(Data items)
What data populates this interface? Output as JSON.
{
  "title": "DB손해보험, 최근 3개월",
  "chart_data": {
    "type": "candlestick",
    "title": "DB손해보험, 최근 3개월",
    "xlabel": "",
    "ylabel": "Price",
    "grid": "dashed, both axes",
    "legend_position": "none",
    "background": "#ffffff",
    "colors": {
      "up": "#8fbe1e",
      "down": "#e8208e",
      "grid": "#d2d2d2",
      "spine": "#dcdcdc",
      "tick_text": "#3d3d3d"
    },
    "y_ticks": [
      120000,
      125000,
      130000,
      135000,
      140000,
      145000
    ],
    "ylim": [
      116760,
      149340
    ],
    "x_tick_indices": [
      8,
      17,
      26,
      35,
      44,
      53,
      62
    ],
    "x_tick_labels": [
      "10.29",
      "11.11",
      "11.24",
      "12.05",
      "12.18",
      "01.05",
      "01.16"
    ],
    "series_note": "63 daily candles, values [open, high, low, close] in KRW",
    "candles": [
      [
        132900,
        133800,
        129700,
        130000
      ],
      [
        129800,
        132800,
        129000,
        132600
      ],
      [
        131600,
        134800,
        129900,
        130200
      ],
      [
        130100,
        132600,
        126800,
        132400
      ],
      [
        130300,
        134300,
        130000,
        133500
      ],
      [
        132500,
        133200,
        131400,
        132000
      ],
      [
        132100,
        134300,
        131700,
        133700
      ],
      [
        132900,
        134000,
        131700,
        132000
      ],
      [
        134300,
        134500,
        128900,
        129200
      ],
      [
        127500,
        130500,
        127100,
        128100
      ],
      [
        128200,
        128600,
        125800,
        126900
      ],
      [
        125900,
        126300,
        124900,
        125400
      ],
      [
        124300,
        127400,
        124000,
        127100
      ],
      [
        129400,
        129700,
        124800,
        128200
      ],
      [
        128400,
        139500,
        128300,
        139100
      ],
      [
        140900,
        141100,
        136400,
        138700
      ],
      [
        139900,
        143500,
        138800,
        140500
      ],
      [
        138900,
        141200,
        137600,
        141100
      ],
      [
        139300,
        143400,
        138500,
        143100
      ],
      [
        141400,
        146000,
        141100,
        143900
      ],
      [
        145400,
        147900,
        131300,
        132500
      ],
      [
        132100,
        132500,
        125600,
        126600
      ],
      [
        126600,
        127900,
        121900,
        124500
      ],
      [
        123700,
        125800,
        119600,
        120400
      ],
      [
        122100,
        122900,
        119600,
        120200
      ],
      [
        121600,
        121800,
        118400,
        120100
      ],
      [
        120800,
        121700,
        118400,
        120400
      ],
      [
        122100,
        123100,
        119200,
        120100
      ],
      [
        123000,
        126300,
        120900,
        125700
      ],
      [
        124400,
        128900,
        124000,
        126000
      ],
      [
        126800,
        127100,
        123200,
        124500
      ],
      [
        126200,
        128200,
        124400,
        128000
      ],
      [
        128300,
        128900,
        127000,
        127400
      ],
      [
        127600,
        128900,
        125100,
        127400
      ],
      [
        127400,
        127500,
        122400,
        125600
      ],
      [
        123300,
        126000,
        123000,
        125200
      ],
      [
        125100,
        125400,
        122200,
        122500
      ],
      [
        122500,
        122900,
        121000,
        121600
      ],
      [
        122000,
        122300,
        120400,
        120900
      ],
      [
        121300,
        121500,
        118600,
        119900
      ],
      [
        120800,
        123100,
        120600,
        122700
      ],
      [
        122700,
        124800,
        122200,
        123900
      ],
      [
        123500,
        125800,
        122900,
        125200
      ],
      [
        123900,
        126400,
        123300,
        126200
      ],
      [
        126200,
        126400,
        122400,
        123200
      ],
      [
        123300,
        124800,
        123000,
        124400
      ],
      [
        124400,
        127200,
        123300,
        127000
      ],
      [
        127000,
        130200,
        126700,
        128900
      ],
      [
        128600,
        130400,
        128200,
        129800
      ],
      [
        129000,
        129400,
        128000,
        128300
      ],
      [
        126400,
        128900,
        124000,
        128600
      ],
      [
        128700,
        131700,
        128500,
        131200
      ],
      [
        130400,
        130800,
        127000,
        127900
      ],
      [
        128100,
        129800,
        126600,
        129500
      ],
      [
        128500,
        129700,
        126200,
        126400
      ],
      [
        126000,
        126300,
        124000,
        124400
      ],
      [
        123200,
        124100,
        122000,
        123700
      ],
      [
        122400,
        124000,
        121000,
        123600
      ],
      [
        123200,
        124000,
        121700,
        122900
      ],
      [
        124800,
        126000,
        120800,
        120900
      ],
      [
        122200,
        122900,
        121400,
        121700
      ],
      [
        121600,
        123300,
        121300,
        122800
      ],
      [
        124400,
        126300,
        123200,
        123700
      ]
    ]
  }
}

__What you will do__: Transcribe all the entries, keeping each one exactly as it is.

__Answer for this exercise__:
What data populates this interface? Output as JSON.
{
  "title": "DB손해보험, 최근 3개월",
  "chart_data": {
    "type": "candlestick",
    "title": "DB손해보험, 최근 3개월",
    "xlabel": "",
    "ylabel": "Price",
    "grid": "dashed, both axes",
    "legend_position": "none",
    "background": "#ffffff",
    "colors": {
      "up": "#8fbe1e",
      "down": "#e8208e",
      "grid": "#d2d2d2",
      "spine": "#dcdcdc",
      "tick_text": "#3d3d3d"
    },
    "y_ticks": [
      120000,
      125000,
      130000,
      135000,
      140000,
      145000
    ],
    "ylim": [
      116760,
      149340
    ],
    "x_tick_indices": [
      8,
      17,
      26,
      35,
      44,
      53,
      62
    ],
    "x_tick_labels": [
      "10.29",
      "11.11",
      "11.24",
      "12.05",
      "12.18",
      "01.05",
      "01.16"
    ],
    "series_note": "63 daily candles, values [open, high, low, close] in KRW",
    "candles": [
      [
        132900,
        133800,
        129700,
        130000
      ],
      [
        129800,
        132800,
        129000,
        132600
      ],
      [
        131600,
        134800,
        129900,
        130200
      ],
      [
        130100,
        132600,
        126800,
        132400
      ],
      [
        130300,
        134300,
        130000,
        133500
      ],
      [
        132500,
        133200,
        131400,
        132000
      ],
      [
        132100,
        134300,
        131700,
        133700
      ],
      [
        132900,
        134000,
        131700,
        132000
      ],
      [
        134300,
        134500,
        128900,
        129200
      ],
      [
        127500,
        130500,
        127100,
        128100
      ],
      [
        128200,
        128600,
        125800,
        126900
      ],
      [
        125900,
        126300,
        124900,
        125400
      ],
      [
        124300,
        127400,
        124000,
        127100
      ],
      [
        129400,
        129700,
        124800,
        128200
      ],
      [
        128400,
        139500,
        128300,
        139100
      ],
      [
        140900,
        141100,
        136400,
        138700
      ],
      [
        139900,
        143500,
        138800,
        140500
      ],
      [
        138900,
        141200,
        137600,
        141100
      ],
      [
        139300,
        143400,
        138500,
        143100
      ],
      [
        141400,
        146000,
        141100,
        143900
      ],
      [
        145400,
        147900,
        131300,
        132500
      ],
      [
        132100,
        132500,
        125600,
        126600
      ],
      [
        126600,
        127900,
        121900,
        124500
      ],
      [
        123700,
        125800,
        119600,
        120400
      ],
      [
        122100,
        122900,
        119600,
        120200
      ],
      [
        121600,
        121800,
        118400,
        120100
      ],
      [
        120800,
        121700,
        118400,
        120400
      ],
      [
        122100,
        123100,
        119200,
        120100
      ],
      [
        123000,
        126300,
        120900,
        125700
      ],
      [
        124400,
        128900,
        124000,
        126000
      ],
      [
        126800,
        127100,
        123200,
        124500
      ],
      [
        126200,
        128200,
        124400,
        128000
      ],
      [
        128300,
        128900,
        127000,
        127400
      ],
      [
        127600,
        128900,
        125100,
        127400
      ],
      [
        127400,
        127500,
        122400,
        125600
      ],
      [
        123300,
        126000,
        123000,
        125200
      ],
      [
        125100,
        125400,
        122200,
        122500
      ],
      [
        122500,
        122900,
        121000,
        121600
      ],
      [
        122000,
        122300,
        120400,
        120900
      ],
      [
        121300,
        121500,
        118600,
        119900
      ],
      [
        120800,
        123100,
        120600,
        122700
      ],
      [
        122700,
        124800,
        122200,
        123900
      ],
      [
        123500,
        125800,
        122900,
        125200
      ],
      [
        123900,
        126400,
        123300,
        126200
      ],
      [
        126200,
        126400,
        122400,
        123200
      ],
      [
        123300,
        124800,
        123000,
        124400
      ],
      [
        124400,
        127200,
        123300,
        127000
      ],
      [
        127000,
        130200,
        126700,
        128900
      ],
      [
        128600,
        130400,
        128200,
        129800
      ],
      [
        129000,
        129400,
        128000,
        128300
      ],
      [
        126400,
        128900,
        124000,
        128600
      ],
      [
        128700,
        131700,
        128500,
        131200
      ],
      [
        130400,
        130800,
        127000,
        127900
      ],
      [
        128100,
        129800,
        126600,
        129500
      ],
      [
        128500,
        129700,
        126200,
        126400
      ],
      [
        126000,
        126300,
        124000,
        124400
      ],
      [
        123200,
        124100,
        122000,
        123700
      ],
      [
        122400,
        124000,
        121000,
        123600
      ],
      [
        123200,
        124000,
        121700,
        122900
      ],
      [
        124800,
        126000,
        120800,
        120900
      ],
      [
        122200,
        122900,
        121400,
        121700
      ],
      [
        121600,
        123300,
        121300,
        122800
      ],
      [
        124400,
        126300,
        123200,
        123700
      ]
    ]
  }
}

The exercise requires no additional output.